# [WHAT THE TASK REQUIRES]
Answer from the court opinion excerpt:
(a) In early January 1929, at what agreed price did the promoters of the United Corporation allot shares among themselves?
(b) What range of prices per share of United stock did the January rights' trading prices equal?
(c) In what subsequent decision did the Board recognize the Ramapo and Palmer cases as holding that the taxpayer received no income?

# [DOCUMENT SEGMENT]
┌──

The case was tried upon stipulated facts which were adopted by the Board as its findings of fact. The stipulation shows that each group of rights had an active market and substantial value. Over 200,000 of the January rights were traded in at prices ranging from 11 5/8 to 21 per right, which was he equivalent of $23 to $42 per share of United stock. More than 1,000000 of the May rights changed hands at prices between 11 3/8 and 6 1/8, and an even larger number of the June rights, relating to Commonwealth stock, was dealt in. The quotations for the respective stocks during the periods in question were also stipulated and showed a market price much above the price at which holders of rights were privileged to buy. These stipulated quotations conclusively establish in our opinion that the stock distributed by Superpower had a fair market value largely in excess of the prices at which it was "sold" to the shareholders. The respondent asserts, however, that the Board made a contrary finding with respect to United stock subject to the January rights, and that this finding is supported by substantial evidence. The finding in question appears as a statement in the opinion in Palmer v. Commissioner, 32 B.T.A. 550, which was tried and decided with the case at bar.The evidence relied upon is the fact that early in January, 1929, when the United Corporation was formed, the promoters allotted several million shares among themselves at an agreed price of slightly less than $25 per share. What the promoters agreed upon at that time cannot, in our opinion, justify disregarding actual market quotations of numerous transactions at the critical date several weeks later. A finding that the rights had no value cannot be sustained in the face of the additional findings as to market quotations of rights and stock. Indeed, the Board itself in a subsequent decision recognized the Ramapo and Palmer cases as holding that the taxpayer received no income despite the fact that the rights had a market value. Eastern Shares Corporation v. Commissioner, 32 B.T.A. 608, 610.

└──

# [RECORDED DATA]
┌──

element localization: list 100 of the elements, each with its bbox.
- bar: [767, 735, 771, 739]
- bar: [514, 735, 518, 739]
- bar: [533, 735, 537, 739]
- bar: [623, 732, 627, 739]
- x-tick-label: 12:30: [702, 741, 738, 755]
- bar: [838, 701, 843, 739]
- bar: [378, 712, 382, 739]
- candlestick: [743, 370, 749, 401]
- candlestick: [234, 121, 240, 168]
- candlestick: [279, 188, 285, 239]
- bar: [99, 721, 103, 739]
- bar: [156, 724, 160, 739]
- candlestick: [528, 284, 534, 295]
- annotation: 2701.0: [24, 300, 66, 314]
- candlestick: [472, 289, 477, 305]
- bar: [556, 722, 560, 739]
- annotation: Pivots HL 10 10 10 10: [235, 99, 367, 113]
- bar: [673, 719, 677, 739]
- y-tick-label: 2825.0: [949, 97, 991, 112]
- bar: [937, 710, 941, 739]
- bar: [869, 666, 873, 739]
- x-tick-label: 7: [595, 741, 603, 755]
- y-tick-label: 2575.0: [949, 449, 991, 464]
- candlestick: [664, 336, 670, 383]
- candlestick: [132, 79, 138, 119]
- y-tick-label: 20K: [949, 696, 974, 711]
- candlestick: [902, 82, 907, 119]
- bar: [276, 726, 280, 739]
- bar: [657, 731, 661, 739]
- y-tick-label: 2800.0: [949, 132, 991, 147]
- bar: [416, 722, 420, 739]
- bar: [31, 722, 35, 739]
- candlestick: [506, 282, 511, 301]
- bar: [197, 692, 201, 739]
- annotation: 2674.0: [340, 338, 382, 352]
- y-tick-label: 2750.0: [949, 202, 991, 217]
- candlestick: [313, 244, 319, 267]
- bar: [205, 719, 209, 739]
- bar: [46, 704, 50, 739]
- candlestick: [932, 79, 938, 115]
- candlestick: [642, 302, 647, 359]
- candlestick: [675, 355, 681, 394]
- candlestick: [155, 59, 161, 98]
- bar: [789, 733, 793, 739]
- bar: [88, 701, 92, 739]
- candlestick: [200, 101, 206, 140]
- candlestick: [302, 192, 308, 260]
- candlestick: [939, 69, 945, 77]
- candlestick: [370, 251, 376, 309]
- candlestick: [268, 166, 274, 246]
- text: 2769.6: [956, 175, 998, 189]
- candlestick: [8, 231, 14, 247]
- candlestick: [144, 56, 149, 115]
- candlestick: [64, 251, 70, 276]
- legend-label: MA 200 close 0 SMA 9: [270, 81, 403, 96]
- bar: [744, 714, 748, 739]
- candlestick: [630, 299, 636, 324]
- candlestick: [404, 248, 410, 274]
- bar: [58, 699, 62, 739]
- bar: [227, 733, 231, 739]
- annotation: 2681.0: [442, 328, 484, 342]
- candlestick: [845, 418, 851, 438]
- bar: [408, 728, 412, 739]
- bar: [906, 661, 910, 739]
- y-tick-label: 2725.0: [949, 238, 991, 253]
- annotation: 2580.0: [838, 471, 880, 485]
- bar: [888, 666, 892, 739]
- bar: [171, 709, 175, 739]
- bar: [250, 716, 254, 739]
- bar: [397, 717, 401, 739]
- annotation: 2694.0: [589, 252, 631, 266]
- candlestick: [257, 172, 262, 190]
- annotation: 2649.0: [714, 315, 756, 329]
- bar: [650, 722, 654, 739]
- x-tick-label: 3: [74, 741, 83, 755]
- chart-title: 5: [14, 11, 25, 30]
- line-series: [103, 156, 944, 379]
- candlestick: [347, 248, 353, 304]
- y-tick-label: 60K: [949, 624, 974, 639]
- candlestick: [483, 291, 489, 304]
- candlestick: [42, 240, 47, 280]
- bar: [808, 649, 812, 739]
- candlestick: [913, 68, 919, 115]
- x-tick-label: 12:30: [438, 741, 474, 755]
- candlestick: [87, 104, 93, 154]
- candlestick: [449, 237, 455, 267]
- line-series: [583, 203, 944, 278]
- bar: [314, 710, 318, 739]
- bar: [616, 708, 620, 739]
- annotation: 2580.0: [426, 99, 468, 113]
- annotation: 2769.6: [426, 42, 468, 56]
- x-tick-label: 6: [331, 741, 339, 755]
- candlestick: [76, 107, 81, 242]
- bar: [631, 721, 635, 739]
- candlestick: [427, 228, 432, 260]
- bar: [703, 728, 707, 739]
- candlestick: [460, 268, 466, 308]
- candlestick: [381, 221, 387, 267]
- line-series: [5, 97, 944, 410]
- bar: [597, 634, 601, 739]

└──

# [WRITTEN ANSWER]
(a) Slightly less than $25 per share.
(b) $23 to $42 per share.
(c) Eastern Shares Corporation v. Commissioner, 32 B.T.A. 608, 610.